==== DATA RECORDS

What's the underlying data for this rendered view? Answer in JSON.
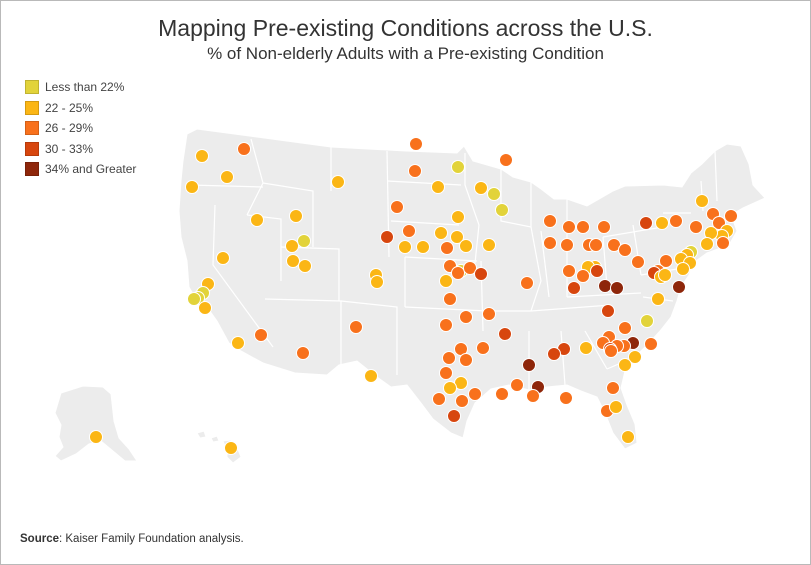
{
  "title": "Mapping Pre-existing Conditions across the U.S.",
  "subtitle": "% of Non-elderly Adults with a Pre-existing Condition",
  "legend": [
    {
      "label": "Less than 22%",
      "color": "#e2d33a"
    },
    {
      "label": "22 - 25%",
      "color": "#fbb615"
    },
    {
      "label": "26 - 29%",
      "color": "#f8711c"
    },
    {
      "label": "30 - 33%",
      "color": "#d7460e"
    },
    {
      "label": "34% and Greater",
      "color": "#8e260a"
    }
  ],
  "source": {
    "label": "Source",
    "text": ": Kaiser Family Foundation analysis."
  },
  "map_style": {
    "land": "#ececec",
    "border": "#ffffff",
    "dot_outline": "#ffffff"
  }
}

========

From the records given above, copy all lines containing "color".

▸ EXERCISE SOLUTION:
      "color": "#e2d33a"
      "color": "#fbb615"
      "color": "#f8711c"
      "color": "#d7460e"
      "color": "#8e260a"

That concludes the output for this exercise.